**WHAT YOU NEED TO DO:** Write out each line exactly as it stands, please.

^^^^

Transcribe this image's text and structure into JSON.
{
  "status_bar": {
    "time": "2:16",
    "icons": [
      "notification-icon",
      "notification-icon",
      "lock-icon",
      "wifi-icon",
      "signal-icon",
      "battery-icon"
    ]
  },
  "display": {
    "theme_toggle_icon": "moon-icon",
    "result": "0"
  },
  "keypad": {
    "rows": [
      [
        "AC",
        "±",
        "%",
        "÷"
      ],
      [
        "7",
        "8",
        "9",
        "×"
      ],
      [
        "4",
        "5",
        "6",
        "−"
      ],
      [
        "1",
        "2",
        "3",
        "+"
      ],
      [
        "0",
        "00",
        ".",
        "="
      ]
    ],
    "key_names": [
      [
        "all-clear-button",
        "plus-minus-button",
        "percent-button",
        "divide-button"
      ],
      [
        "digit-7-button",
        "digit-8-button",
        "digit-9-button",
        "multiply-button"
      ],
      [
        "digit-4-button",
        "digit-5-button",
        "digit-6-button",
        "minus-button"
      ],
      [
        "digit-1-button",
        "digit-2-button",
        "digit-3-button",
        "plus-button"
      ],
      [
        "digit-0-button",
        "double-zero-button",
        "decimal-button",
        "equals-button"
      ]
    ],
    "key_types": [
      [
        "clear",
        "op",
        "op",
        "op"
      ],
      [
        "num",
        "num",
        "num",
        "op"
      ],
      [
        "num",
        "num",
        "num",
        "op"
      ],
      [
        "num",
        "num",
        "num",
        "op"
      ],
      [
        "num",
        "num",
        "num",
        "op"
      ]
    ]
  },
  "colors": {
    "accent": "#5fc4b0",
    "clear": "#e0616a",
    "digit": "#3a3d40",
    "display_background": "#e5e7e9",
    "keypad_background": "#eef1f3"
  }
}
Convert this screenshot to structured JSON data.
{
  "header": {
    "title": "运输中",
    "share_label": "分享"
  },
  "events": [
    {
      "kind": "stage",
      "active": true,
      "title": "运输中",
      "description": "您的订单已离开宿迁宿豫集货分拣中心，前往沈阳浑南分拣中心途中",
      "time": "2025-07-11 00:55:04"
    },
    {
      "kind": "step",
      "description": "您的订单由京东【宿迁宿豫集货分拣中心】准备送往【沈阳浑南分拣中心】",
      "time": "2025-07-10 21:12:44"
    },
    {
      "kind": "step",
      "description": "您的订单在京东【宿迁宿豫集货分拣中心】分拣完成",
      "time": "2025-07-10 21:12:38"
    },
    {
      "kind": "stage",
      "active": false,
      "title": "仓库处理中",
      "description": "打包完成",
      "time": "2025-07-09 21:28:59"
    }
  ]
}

^^^^

**FINAL ANSWER:**
Transcribe this image's text and structure into JSON.
{
  "status_bar": {
    "time": "2:16",
    "icons": [
      "notification-icon",
      "notification-icon",
      "lock-icon",
      "wifi-icon",
      "signal-icon",
      "battery-icon"
    ]
  },
  "display": {
    "theme_toggle_icon": "moon-icon",
    "result": "0"
  },
  "keypad": {
    "rows": [
      [
        "AC",
        "±",
        "%",
        "÷"
      ],
      [
        "7",
        "8",
        "9",
        "×"
      ],
      [
        "4",
        "5",
        "6",
        "−"
      ],
      [
        "1",
        "2",
        "3",
        "+"
      ],
      [
        "0",
        "00",
        ".",
        "="
      ]
    ],
    "key_names": [
      [
        "all-clear-button",
        "plus-minus-button",
        "percent-button",
        "divide-button"
      ],
      [
        "digit-7-button",
        "digit-8-button",
        "digit-9-button",
        "multiply-button"
      ],
      [
        "digit-4-button",
        "digit-5-button",
        "digit-6-button",
        "minus-button"
      ],
      [
        "digit-1-button",
        "digit-2-button",
        "digit-3-button",
        "plus-button"
      ],
      [
        "digit-0-button",
        "double-zero-button",
        "decimal-button",
        "equals-button"
      ]
    ],
    "key_types": [
      [
        "clear",
        "op",
        "op",
        "op"
      ],
      [
        "num",
        "num",
        "num",
        "op"
      ],
      [
        "num",
        "num",
        "num",
        "op"
      ],
      [
        "num",
        "num",
        "num",
        "op"
      ],
      [
        "num",
        "num",
        "num",
        "op"
      ]
    ]
  },
  "colors": {
    "accent": "#5fc4b0",
    "clear": "#e0616a",
    "digit": "#3a3d40",
    "display_background": "#e5e7e9",
    "keypad_background": "#eef1f3"
  }
}
Convert this screenshot to structured JSON data.
{
  "header": {
    "title": "运输中",
    "share_label": "分享"
  },
  "events": [
    {
      "kind": "stage",
      "active": true,
      "title": "运输中",
      "description": "您的订单已离开宿迁宿豫集货分拣中心，前往沈阳浑南分拣中心途中",
      "time": "2025-07-11 00:55:04"
    },
    {
      "kind": "step",
      "description": "您的订单由京东【宿迁宿豫集货分拣中心】准备送往【沈阳浑南分拣中心】",
      "time": "2025-07-10 21:12:44"
    },
    {
      "kind": "step",
      "description": "您的订单在京东【宿迁宿豫集货分拣中心】分拣完成",
      "time": "2025-07-10 21:12:38"
    },
    {
      "kind": "stage",
      "active": false,
      "title": "仓库处理中",
      "description": "打包完成",
      "time": "2025-07-09 21:28:59"
    }
  ]
}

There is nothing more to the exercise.